■ What is being asked: Pick out the lines containing "outils".

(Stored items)
----------

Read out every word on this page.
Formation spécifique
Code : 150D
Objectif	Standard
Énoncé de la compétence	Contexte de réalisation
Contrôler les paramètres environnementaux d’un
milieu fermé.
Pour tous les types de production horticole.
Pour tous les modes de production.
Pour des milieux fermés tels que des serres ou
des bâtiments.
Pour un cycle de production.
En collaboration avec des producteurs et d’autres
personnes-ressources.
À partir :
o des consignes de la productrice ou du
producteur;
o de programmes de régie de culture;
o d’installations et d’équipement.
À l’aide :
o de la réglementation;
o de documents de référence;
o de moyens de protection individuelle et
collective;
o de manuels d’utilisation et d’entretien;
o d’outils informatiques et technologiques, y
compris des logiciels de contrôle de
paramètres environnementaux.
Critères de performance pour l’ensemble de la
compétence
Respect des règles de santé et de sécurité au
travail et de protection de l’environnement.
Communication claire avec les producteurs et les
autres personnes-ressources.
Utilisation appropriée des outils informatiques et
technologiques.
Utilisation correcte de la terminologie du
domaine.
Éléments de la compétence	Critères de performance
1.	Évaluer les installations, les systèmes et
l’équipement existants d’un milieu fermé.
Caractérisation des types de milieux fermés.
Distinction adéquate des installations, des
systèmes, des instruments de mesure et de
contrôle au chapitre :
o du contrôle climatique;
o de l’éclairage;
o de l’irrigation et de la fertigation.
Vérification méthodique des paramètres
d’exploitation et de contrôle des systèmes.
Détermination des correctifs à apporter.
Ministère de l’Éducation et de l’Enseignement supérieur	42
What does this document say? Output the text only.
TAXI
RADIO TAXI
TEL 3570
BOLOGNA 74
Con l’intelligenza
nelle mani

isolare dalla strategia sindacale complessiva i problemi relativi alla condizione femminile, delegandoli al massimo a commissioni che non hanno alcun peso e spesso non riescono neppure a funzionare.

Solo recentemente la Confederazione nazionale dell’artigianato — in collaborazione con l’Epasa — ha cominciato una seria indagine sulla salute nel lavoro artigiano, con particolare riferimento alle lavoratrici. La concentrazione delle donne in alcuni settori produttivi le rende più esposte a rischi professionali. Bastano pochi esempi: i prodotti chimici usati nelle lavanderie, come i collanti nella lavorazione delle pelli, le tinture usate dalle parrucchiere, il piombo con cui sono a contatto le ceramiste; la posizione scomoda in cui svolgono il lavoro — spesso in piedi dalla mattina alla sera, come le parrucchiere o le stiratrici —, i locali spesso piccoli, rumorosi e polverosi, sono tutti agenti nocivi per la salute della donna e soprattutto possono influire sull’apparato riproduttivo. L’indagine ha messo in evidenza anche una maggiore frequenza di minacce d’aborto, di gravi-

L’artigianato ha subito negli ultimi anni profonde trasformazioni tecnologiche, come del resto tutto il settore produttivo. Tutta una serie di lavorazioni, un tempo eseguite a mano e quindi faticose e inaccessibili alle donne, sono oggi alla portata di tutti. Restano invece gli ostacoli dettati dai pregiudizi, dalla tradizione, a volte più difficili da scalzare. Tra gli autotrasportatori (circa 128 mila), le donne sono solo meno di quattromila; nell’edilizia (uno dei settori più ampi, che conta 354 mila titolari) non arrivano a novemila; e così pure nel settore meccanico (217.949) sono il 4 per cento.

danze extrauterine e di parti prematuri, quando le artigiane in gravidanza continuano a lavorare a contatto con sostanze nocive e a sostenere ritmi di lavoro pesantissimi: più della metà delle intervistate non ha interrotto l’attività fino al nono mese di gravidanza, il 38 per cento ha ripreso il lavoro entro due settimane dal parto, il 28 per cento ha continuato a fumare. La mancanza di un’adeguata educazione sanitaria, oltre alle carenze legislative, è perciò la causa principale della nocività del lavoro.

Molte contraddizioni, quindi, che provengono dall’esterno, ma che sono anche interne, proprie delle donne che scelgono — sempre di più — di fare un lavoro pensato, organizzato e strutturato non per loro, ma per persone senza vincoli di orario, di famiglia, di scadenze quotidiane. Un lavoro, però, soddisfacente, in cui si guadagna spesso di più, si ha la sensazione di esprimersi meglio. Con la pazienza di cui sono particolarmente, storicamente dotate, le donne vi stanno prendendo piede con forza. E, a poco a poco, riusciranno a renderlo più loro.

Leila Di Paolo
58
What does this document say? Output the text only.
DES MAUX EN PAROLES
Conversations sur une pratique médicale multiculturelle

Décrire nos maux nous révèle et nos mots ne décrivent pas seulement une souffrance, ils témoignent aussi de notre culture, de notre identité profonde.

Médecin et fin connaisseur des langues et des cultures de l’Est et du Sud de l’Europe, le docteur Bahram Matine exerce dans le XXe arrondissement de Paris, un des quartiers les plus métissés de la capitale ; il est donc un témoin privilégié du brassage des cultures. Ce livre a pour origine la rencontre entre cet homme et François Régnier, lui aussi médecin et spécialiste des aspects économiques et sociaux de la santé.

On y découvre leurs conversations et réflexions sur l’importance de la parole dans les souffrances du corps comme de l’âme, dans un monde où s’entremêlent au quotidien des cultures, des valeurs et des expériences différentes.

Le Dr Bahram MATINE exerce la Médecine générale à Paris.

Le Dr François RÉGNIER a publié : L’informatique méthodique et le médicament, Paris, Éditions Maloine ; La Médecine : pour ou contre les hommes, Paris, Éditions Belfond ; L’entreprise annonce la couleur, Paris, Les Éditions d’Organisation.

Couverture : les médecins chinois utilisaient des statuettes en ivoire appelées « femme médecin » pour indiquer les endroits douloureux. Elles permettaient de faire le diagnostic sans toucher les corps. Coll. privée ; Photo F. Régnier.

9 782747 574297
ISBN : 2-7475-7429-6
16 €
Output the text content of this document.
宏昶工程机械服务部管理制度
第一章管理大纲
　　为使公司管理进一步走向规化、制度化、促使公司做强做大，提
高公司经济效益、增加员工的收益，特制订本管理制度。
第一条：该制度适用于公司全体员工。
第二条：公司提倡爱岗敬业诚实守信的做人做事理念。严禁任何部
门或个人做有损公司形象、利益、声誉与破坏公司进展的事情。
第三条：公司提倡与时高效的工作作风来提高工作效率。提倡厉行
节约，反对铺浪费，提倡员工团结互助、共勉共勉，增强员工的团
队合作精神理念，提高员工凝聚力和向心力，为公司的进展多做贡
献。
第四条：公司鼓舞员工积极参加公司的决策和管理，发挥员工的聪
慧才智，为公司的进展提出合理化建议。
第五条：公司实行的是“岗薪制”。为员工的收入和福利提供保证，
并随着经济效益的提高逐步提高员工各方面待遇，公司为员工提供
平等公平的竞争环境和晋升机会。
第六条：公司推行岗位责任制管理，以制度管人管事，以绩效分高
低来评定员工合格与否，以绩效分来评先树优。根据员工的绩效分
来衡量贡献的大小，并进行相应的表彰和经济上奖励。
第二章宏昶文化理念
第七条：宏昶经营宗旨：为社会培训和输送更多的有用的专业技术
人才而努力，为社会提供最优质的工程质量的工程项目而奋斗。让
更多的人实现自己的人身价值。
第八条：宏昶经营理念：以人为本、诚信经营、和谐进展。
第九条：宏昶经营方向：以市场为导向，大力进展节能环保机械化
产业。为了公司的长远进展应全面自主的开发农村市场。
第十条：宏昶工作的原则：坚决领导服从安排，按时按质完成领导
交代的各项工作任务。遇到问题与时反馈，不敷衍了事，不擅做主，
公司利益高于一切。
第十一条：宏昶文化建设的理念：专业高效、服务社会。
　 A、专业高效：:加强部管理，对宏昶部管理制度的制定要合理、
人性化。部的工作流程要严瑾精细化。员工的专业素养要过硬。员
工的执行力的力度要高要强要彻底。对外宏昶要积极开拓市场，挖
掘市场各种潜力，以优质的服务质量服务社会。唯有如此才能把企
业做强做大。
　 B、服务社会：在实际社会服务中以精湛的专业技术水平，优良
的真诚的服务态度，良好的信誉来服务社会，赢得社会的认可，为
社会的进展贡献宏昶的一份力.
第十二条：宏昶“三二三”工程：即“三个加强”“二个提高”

----------

■ Answer to this problem:
o d’outils informatiques et technologiques, y
Utilisation appropriée des outils informatiques et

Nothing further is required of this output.